**What you need to do**
Please rewrite the CSIS excerpt starting at "2. The ISCG, chaired" and ending at "review body recommendations.", with "multiple occasions" replaced by "several occasions".

**Extract**
■ ■ ■ ■ ■

Collaboration with Other Government Departments

  1. CSIS continued to be involved in Information Sharing Coordination Group (ISCG) discussions and other interdepartmental initiatives to understand respective frameworks in the spirit of the recommendations from NSIRA’s 2021 Avoiding Complicity in Mistreatment by Foreign Entities Act (ACA) review.
  2. The ISCG, chaired by Public Safety Canada, is the primary interdepartmental forum for supporting interdepartmental collaboration and information-sharing between the departments and agencies that received, or were considered for receipt of, Governor-in-Council Directions. The ISCG was convened on multiple occasions in 2023, continuing discussions on the implementation of the Act, associated directions, reporting requirements, methodologies, and responses to external review body recommendations.
  3. In late 2023, select members of the ISCG, including the Department of National Defence (DND), the Communications Security Establishment (CSE), and CSIS once again participated in a human rights summit. This was the second year the summit ran. CSIS presented its human rights methodology, risk ratings, and human rights assessments. Through these discussions, CSIS was able to identify and understand the differences between the organisations’ methodologies and ratings, as well as identify similarities and differences between the needs of other organisations and CSIS concerning human rights assessments. This also informed CSIS of future areas for consideration as the Service continuously evaluates the implementation of its human rights methodology. Summit participants requested that the Summit occur on an annual basis and be broadened to include all ISCG members.
  4. CSIS also continued to share its human rights assessments, upon request, with other Canadian government departments that are subject to the ACMFE Act, in order to support greater coordination of shared assessments. CSIS also advises those departments and agencies when the Service imposes restrictions on specific foreign arrangements.
  5. Through this and the Summit, CSIS was able to continue to build key working relationships and partnerships, supporting the sharing of profiles between departments and agencies, which in turn supported key decision-making and implementation activities across the GC.

Information Sharing Evaluation Committee (ISEC)

  1. CSIS’ Information Sharing Evaluation Committee (ISEC) was created in 2011 to ensure senior-level review, when applicable, of specific CSIS information sharing cases that may pose a higher risk of mistreatment. The ISEC is composed of Director General-level employees from CSIS. Representatives from the Department of Justice and GAC also attend as observers to provide input on legal, foreign policy and human rights considerations. ISEC is responsible for assessing and deciding on potentially high-risk information sharing requests by determining whether requests meet the “substantial risk” threshold and if so, what mitigation measures may reduce the risk below that threshold. When applicable, ISEC may also be convened to assess and make determinations on “use” of information obtained from foreign agencies. This is to ensure both that the information received was not the result of mistreatment and that the use of such information will not lead to mistreatment of individuals.

■ ■ ■ ■ ■

**Recorded information**

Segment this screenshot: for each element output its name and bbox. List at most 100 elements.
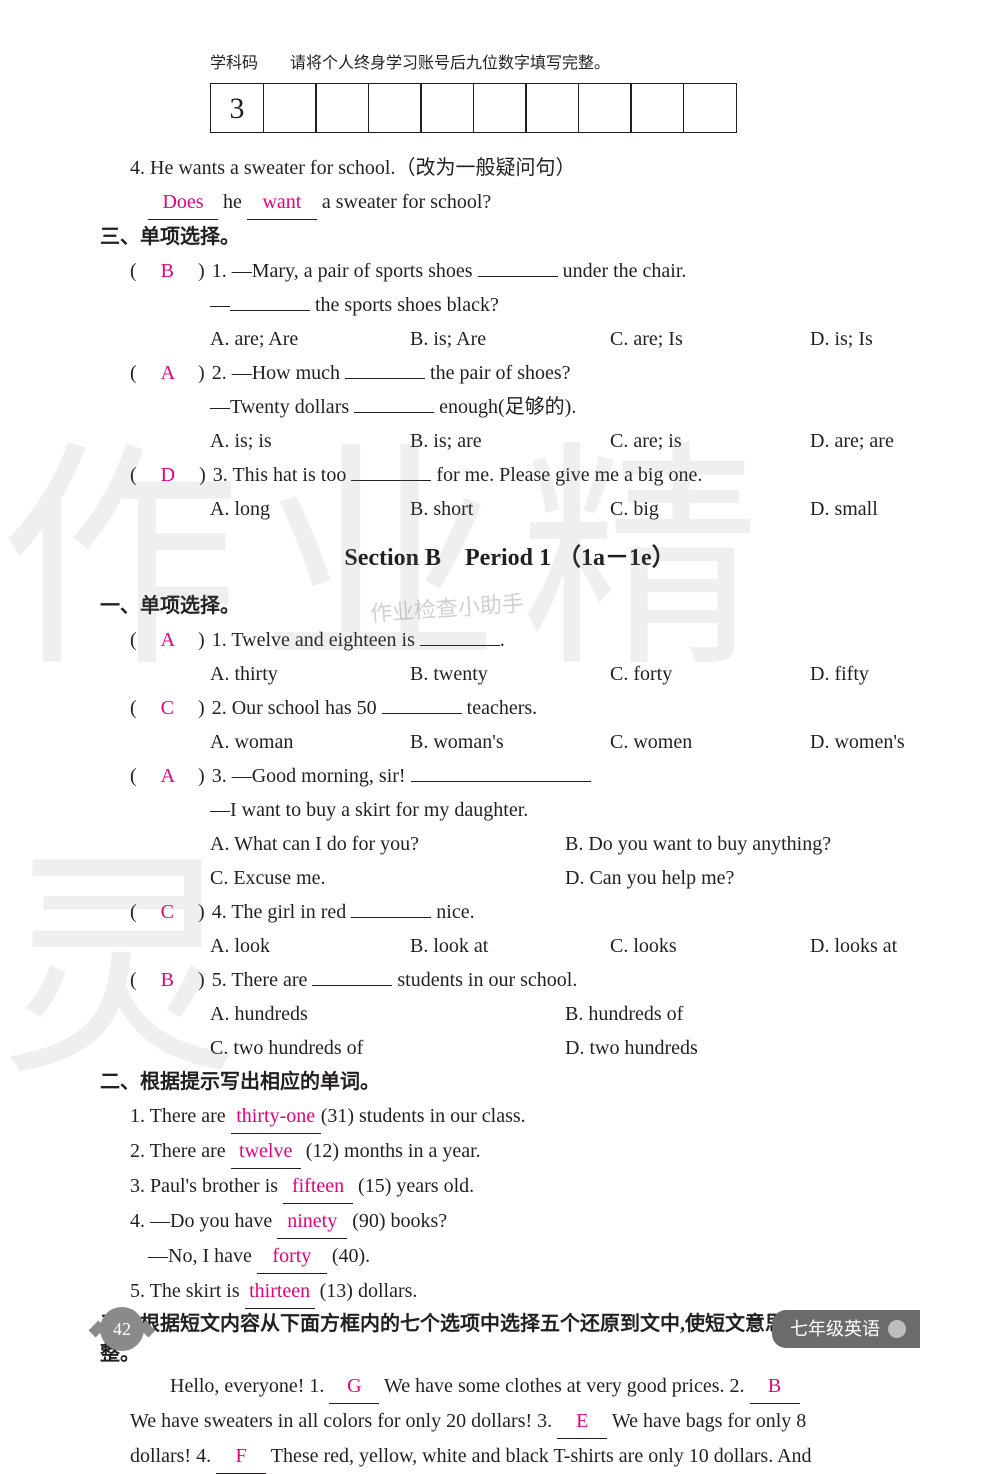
mc-top-1: ( B ) 1. —Mary, a pair of sports shoes u… <box>130 254 920 288</box>
gear-icon <box>888 1320 906 1338</box>
footer-text: 七年级英语 <box>790 1314 880 1345</box>
mc1-l1: —Mary, a pair of sports shoes <box>232 260 478 282</box>
mcb-1: ( A ) 1. Twelve and eighteen is . <box>130 623 920 657</box>
mcb5-tail: students in our school. <box>392 969 577 991</box>
mc3-opts: A. long B. short C. big D. small <box>210 492 920 526</box>
mc2-l2t: enough(足够的). <box>439 396 576 418</box>
f5-ans: thirteen <box>245 1274 315 1309</box>
mcb2-c: C. women <box>610 725 750 759</box>
mcb2-tail: teachers. <box>462 697 538 719</box>
mcb4-c: C. looks <box>610 929 750 963</box>
mcb1-tail: . <box>500 629 505 651</box>
p1a: Hello, everyone! 1. <box>170 1375 329 1397</box>
mc3-l1: This hat is too <box>232 464 351 486</box>
mc2-b: B. is; are <box>410 424 550 458</box>
mcb3-a: A. What can I do for you? <box>210 827 565 861</box>
mcb2-num: 2. <box>212 697 227 719</box>
mcb5-d: D. two hundreds <box>565 1031 920 1065</box>
mc-top-3: ( D ) 3. This hat is too for me. Please … <box>130 458 920 492</box>
mcb5-opts: A. hundreds B. hundreds of C. two hundre… <box>210 997 920 1065</box>
mc3-num: 3. <box>213 464 228 486</box>
mc1-opts: A. are; Are B. is; Are C. are; Is D. is;… <box>210 322 920 356</box>
passage: Hello, everyone! 1. G We have some cloth… <box>130 1369 920 1474</box>
mcb4-a: A. look <box>210 929 350 963</box>
mcb2-ans: C <box>161 697 176 719</box>
code-cell-3[interactable] <box>368 83 422 133</box>
f2-post: (12) months in a year. <box>301 1140 481 1162</box>
mcb4-stem: The girl in red <box>231 901 351 923</box>
mcb4-b: B. look at <box>410 929 550 963</box>
mc2-d: D. are; are <box>810 424 950 458</box>
mc3-d: D. small <box>810 492 950 526</box>
f1-pre: There are <box>150 1105 231 1127</box>
f4-ans: ninety <box>277 1204 347 1239</box>
f2-pre: There are <box>150 1140 231 1162</box>
mcb2-b: B. woman's <box>410 725 550 759</box>
mcb4-num: 4. <box>212 901 227 923</box>
mc2-l1t: the pair of shoes? <box>430 362 571 384</box>
p1b: We have some clothes at very good prices… <box>384 1375 750 1397</box>
fill-2: 2. There are twelve (12) months in a yea… <box>130 1134 920 1169</box>
code-row: 3 <box>210 83 920 133</box>
mcb1-b: B. twenty <box>410 657 550 691</box>
pa3: E <box>557 1404 607 1439</box>
code-cell-0[interactable]: 3 <box>210 83 264 133</box>
mcb1-a: A. thirty <box>210 657 350 691</box>
q4-ans2: want <box>247 185 317 220</box>
sec1-title: 一、单项选择。 <box>100 589 920 623</box>
mcb-5: ( B ) 5. There are students in our schoo… <box>130 963 920 997</box>
q4-tail: a sweater for school? <box>322 191 491 213</box>
q4-mid: he <box>223 191 247 213</box>
code-cell-4[interactable] <box>420 83 474 133</box>
mc3-b: B. short <box>410 492 550 526</box>
f3-post: (15) years old. <box>353 1175 474 1197</box>
sec2-title: 二、根据提示写出相应的单词。 <box>100 1065 920 1099</box>
code-cell-9[interactable] <box>683 83 737 133</box>
pa2: B <box>750 1369 800 1404</box>
mc3-a: A. long <box>210 492 350 526</box>
mcb1-c: C. forty <box>610 657 750 691</box>
mcb2-a: A. woman <box>210 725 350 759</box>
mc1-b: B. is; Are <box>410 322 550 356</box>
q4-ans1: Does <box>148 185 218 220</box>
mcb1-stem: Twelve and eighteen is <box>231 629 420 651</box>
mcb4-opts: A. look B. look at C. looks D. looks at <box>210 929 920 963</box>
mc3-ans: D <box>161 464 177 486</box>
code-cell-7[interactable] <box>578 83 632 133</box>
mcb1-d: D. fifty <box>810 657 950 691</box>
f5-pre: The skirt is <box>150 1280 245 1302</box>
mc1-l2p: — <box>210 294 230 316</box>
f4-post: (90) books? <box>347 1210 447 1232</box>
mcb2-opts: A. woman B. woman's C. women D. women's <box>210 725 920 759</box>
mcb5-a: A. hundreds <box>210 997 565 1031</box>
mc2-line2: —Twenty dollars enough(足够的). <box>210 390 920 424</box>
mcb5-c: C. two hundreds of <box>210 1031 565 1065</box>
code-cell-5[interactable] <box>473 83 527 133</box>
code-cell-6[interactable] <box>525 83 579 133</box>
mcb2-stem: Our school has 50 <box>232 697 382 719</box>
mc2-ans: A <box>161 362 176 384</box>
mc2-a: A. is; is <box>210 424 350 458</box>
f3-pre: Paul's brother is <box>150 1175 283 1197</box>
code-cell-2[interactable] <box>315 83 369 133</box>
mc1-num: 1. <box>212 260 227 282</box>
mc1-line2: — the sports shoes black? <box>210 288 920 322</box>
mc1-c: C. are; Is <box>610 322 750 356</box>
f2-num: 2. <box>130 1140 145 1162</box>
mcb3-ans: A <box>161 765 176 787</box>
code-cell-8[interactable] <box>630 83 684 133</box>
mc3-c: C. big <box>610 492 750 526</box>
code-cell-1[interactable] <box>263 83 317 133</box>
pa1: G <box>329 1369 379 1404</box>
fill-3: 3. Paul's brother is fifteen (15) years … <box>130 1169 920 1204</box>
q4-num: 4. <box>130 157 145 179</box>
mc1-a: A. are; Are <box>210 322 350 356</box>
mcb5-num: 5. <box>212 969 227 991</box>
section-b-title: Section B Period 1 （1a－1e） <box>100 538 920 579</box>
mcb3-stem: —Good morning, sir! <box>232 765 411 787</box>
mc2-opts: A. is; is B. is; are C. are; is D. are; … <box>210 424 920 458</box>
f4-l2post: (40). <box>327 1245 370 1267</box>
mc-top-2: ( A ) 2. —How much the pair of shoes? <box>130 356 920 390</box>
mcb4-d: D. looks at <box>810 929 950 963</box>
mcb3-b: B. Do you want to buy anything? <box>565 827 920 861</box>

■ ■ ■ ■ ■

**Problem solution**
2. The ISCG, chaired by Public Safety Canada, is the primary interdepartmental forum for supporting interdepartmental collaboration and information-sharing between the departments and agencies that received, or were considered for receipt of, Governor-in-Council Directions. The ISCG was convened on several occasions in 2023, continuing discussions on the implementation of the Act, associated directions, reporting requirements, methodologies, and responses to external review body recommendations.